Start of Records for the task
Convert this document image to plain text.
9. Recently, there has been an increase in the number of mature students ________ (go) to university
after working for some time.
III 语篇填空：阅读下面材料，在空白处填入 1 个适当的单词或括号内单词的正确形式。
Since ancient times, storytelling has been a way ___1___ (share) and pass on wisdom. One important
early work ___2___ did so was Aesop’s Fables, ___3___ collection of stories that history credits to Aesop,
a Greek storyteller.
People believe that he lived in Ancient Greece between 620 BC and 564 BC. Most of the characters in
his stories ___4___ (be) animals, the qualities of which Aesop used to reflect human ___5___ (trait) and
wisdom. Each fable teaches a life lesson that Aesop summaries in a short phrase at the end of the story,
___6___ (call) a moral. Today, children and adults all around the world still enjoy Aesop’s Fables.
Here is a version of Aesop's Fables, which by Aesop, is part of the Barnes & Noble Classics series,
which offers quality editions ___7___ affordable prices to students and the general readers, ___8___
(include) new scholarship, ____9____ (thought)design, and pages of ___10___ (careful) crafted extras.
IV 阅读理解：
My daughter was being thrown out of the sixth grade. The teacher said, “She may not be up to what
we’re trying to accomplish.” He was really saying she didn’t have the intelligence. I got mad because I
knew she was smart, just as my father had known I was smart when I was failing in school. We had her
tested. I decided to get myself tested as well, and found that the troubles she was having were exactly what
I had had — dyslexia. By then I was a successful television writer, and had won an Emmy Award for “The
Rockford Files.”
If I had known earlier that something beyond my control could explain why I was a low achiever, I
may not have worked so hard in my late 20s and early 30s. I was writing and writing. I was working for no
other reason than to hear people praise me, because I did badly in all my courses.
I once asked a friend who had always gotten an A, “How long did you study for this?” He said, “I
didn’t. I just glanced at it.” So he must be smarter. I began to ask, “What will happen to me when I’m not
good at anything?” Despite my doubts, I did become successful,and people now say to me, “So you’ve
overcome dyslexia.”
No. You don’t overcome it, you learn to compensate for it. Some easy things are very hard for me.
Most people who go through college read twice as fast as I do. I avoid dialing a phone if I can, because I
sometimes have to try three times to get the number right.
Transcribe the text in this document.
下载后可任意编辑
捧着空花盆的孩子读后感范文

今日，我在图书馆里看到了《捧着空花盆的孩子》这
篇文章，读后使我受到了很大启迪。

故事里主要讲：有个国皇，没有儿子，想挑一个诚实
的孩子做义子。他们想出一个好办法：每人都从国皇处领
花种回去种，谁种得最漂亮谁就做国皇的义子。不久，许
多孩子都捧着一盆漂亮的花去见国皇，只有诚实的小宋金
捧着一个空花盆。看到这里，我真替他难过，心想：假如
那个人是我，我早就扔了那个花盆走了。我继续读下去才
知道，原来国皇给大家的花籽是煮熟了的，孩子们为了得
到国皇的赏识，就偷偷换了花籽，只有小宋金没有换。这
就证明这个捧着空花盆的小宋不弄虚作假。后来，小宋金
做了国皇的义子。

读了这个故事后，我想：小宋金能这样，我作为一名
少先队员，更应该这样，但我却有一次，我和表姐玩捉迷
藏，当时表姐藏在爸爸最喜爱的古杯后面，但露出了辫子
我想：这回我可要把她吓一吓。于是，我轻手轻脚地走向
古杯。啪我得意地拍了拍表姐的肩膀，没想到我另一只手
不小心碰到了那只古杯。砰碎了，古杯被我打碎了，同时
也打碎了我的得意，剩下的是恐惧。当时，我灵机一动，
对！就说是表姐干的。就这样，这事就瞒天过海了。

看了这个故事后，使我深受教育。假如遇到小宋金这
End of Records for the task
▶ Given exercise
Your task is to transcribe the material exactly.

▶ The response
Convert this document image to plain text.
9. Recently, there has been an increase in the number of mature students ________ (go) to university
after working for some time.
III 语篇填空：阅读下面材料，在空白处填入 1 个适当的单词或括号内单词的正确形式。
Since ancient times, storytelling has been a way ___1___ (share) and pass on wisdom. One important
early work ___2___ did so was Aesop’s Fables, ___3___ collection of stories that history credits to Aesop,
a Greek storyteller.
People believe that he lived in Ancient Greece between 620 BC and 564 BC. Most of the characters in
his stories ___4___ (be) animals, the qualities of which Aesop used to reflect human ___5___ (trait) and
wisdom. Each fable teaches a life lesson that Aesop summaries in a short phrase at the end of the story,
___6___ (call) a moral. Today, children and adults all around the world still enjoy Aesop’s Fables.
Here is a version of Aesop's Fables, which by Aesop, is part of the Barnes & Noble Classics series,
which offers quality editions ___7___ affordable prices to students and the general readers, ___8___
(include) new scholarship, ____9____ (thought)design, and pages of ___10___ (careful) crafted extras.
IV 阅读理解：
My daughter was being thrown out of the sixth grade. The teacher said, “She may not be up to what
we’re trying to accomplish.” He was really saying she didn’t have the intelligence. I got mad because I
knew she was smart, just as my father had known I was smart when I was failing in school. We had her
tested. I decided to get myself tested as well, and found that the troubles she was having were exactly what
I had had — dyslexia. By then I was a successful television writer, and had won an Emmy Award for “The
Rockford Files.”
If I had known earlier that something beyond my control could explain why I was a low achiever, I
may not have worked so hard in my late 20s and early 30s. I was writing and writing. I was working for no
other reason than to hear people praise me, because I did badly in all my courses.
I once asked a friend who had always gotten an A, “How long did you study for this?” He said, “I
didn’t. I just glanced at it.” So he must be smarter. I began to ask, “What will happen to me when I’m not
good at anything?” Despite my doubts, I did become successful,and people now say to me, “So you’ve
overcome dyslexia.”
No. You don’t overcome it, you learn to compensate for it. Some easy things are very hard for me.
Most people who go through college read twice as fast as I do. I avoid dialing a phone if I can, because I
sometimes have to try three times to get the number right.
Transcribe the text in this document.
下载后可任意编辑
捧着空花盆的孩子读后感范文

今日，我在图书馆里看到了《捧着空花盆的孩子》这
篇文章，读后使我受到了很大启迪。

故事里主要讲：有个国皇，没有儿子，想挑一个诚实
的孩子做义子。他们想出一个好办法：每人都从国皇处领
花种回去种，谁种得最漂亮谁就做国皇的义子。不久，许
多孩子都捧着一盆漂亮的花去见国皇，只有诚实的小宋金
捧着一个空花盆。看到这里，我真替他难过，心想：假如
那个人是我，我早就扔了那个花盆走了。我继续读下去才
知道，原来国皇给大家的花籽是煮熟了的，孩子们为了得
到国皇的赏识，就偷偷换了花籽，只有小宋金没有换。这
就证明这个捧着空花盆的小宋不弄虚作假。后来，小宋金
做了国皇的义子。

读了这个故事后，我想：小宋金能这样，我作为一名
少先队员，更应该这样，但我却有一次，我和表姐玩捉迷
藏，当时表姐藏在爸爸最喜爱的古杯后面，但露出了辫子
我想：这回我可要把她吓一吓。于是，我轻手轻脚地走向
古杯。啪我得意地拍了拍表姐的肩膀，没想到我另一只手
不小心碰到了那只古杯。砰碎了，古杯被我打碎了，同时
也打碎了我的得意，剩下的是恐惧。当时，我灵机一动，
对！就说是表姐干的。就这样，这事就瞒天过海了。

看了这个故事后，使我深受教育。假如遇到小宋金这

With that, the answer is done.